[Stored records]

_ _ _

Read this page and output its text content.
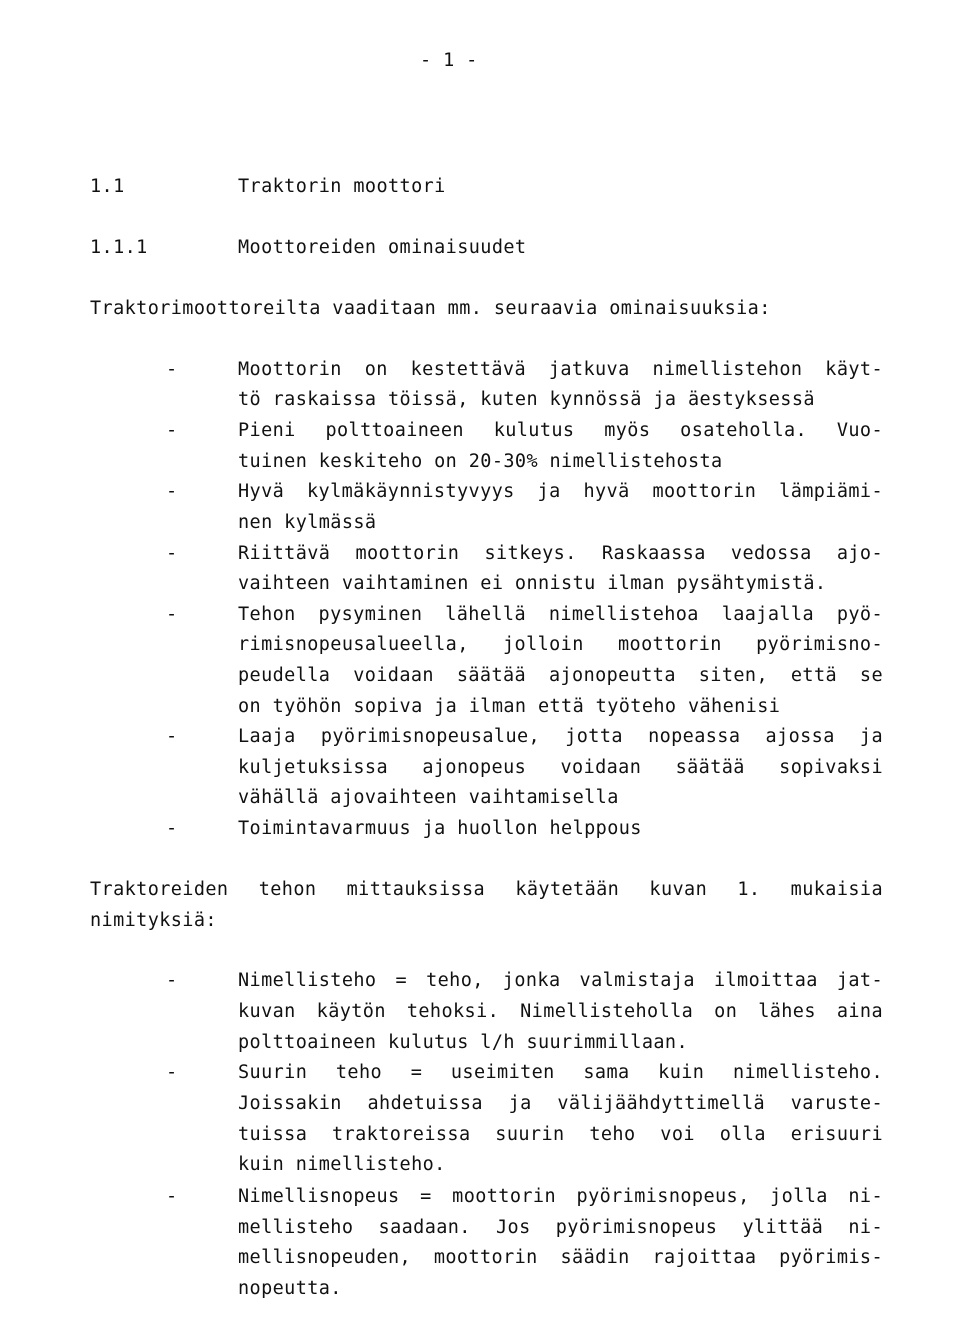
- 1 -
1.1	Traktorin moottori
1.1.1	Moottoreiden ominaisuudet
Traktorimoottoreilta vaaditaan mm. seuraavia ominaisuuksia:
-	Moottorin on kestettävä jatkuva nimellistehon käyt-
tö raskaissa töissä, kuten kynnössä ja äestyksessä
-	Pieni polttoaineen kulutus myös osateholla. Vuo-
tuinen keskiteho on 20-30% nimellistehosta
-	Hyvä kylmäkäynnistyvyys ja hyvä moottorin lämpiämi-
nen kylmässä
-	Riittävä moottorin sitkeys. Raskaassa vedossa ajo-
vaihteen vaihtaminen ei onnistu ilman pysähtymistä.
-	Tehon pysyminen lähellä nimellistehoa laajalla pyö-
rimisnopeusalueella, jolloin moottorin pyörimisno-
peudella voidaan säätää ajonopeutta siten, että se
on työhön sopiva ja ilman että työteho vähenisi
-	Laaja pyörimisnopeusalue, jotta nopeassa ajossa ja
kuljetuksissa ajonopeus voidaan säätää sopivaksi
vähällä ajovaihteen vaihtamisella
-	Toimintavarmuus ja huollon helppous
Traktoreiden tehon mittauksissa käytetään kuvan 1. mukaisia
nimityksiä:
-	Nimellisteho = teho, jonka valmistaja ilmoittaa jat-
kuvan käytön tehoksi. Nimellisteholla on lähes aina
polttoaineen kulutus l/h suurimmillaan.
-	Suurin teho = useimiten sama kuin nimellisteho.
Joissakin ahdetuissa ja välijäähdyttimellä varuste-
tuissa traktoreissa suurin teho voi olla erisuuri
kuin nimellisteho.
-	Nimellisnopeus = moottorin pyörimisnopeus, jolla ni-
mellisteho saadaan. Jos pyörimisnopeus ylittää ni-
mellisnopeuden, moottorin säädin rajoittaa pyörimis-
nopeutta.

_ _ _

Your objective: Return the listing above unchanged, apart from dropping its pictures.

Worked solution:
Read this page and output its text content.
- 1 -
1.1	Traktorin moottori
1.1.1	Moottoreiden ominaisuudet
Traktorimoottoreilta vaaditaan mm. seuraavia ominaisuuksia:
-	Moottorin on kestettävä jatkuva nimellistehon käyt-
tö raskaissa töissä, kuten kynnössä ja äestyksessä
-	Pieni polttoaineen kulutus myös osateholla. Vuo-
tuinen keskiteho on 20-30% nimellistehosta
-	Hyvä kylmäkäynnistyvyys ja hyvä moottorin lämpiämi-
nen kylmässä
-	Riittävä moottorin sitkeys. Raskaassa vedossa ajo-
vaihteen vaihtaminen ei onnistu ilman pysähtymistä.
-	Tehon pysyminen lähellä nimellistehoa laajalla pyö-
rimisnopeusalueella, jolloin moottorin pyörimisno-
peudella voidaan säätää ajonopeutta siten, että se
on työhön sopiva ja ilman että työteho vähenisi
-	Laaja pyörimisnopeusalue, jotta nopeassa ajossa ja
kuljetuksissa ajonopeus voidaan säätää sopivaksi
vähällä ajovaihteen vaihtamisella
-	Toimintavarmuus ja huollon helppous
Traktoreiden tehon mittauksissa käytetään kuvan 1. mukaisia
nimityksiä:
-	Nimellisteho = teho, jonka valmistaja ilmoittaa jat-
kuvan käytön tehoksi. Nimellisteholla on lähes aina
polttoaineen kulutus l/h suurimmillaan.
-	Suurin teho = useimiten sama kuin nimellisteho.
Joissakin ahdetuissa ja välijäähdyttimellä varuste-
tuissa traktoreissa suurin teho voi olla erisuuri
kuin nimellisteho.
-	Nimellisnopeus = moottorin pyörimisnopeus, jolla ni-
mellisteho saadaan. Jos pyörimisnopeus ylittää ni-
mellisnopeuden, moottorin säädin rajoittaa pyörimis-
nopeutta.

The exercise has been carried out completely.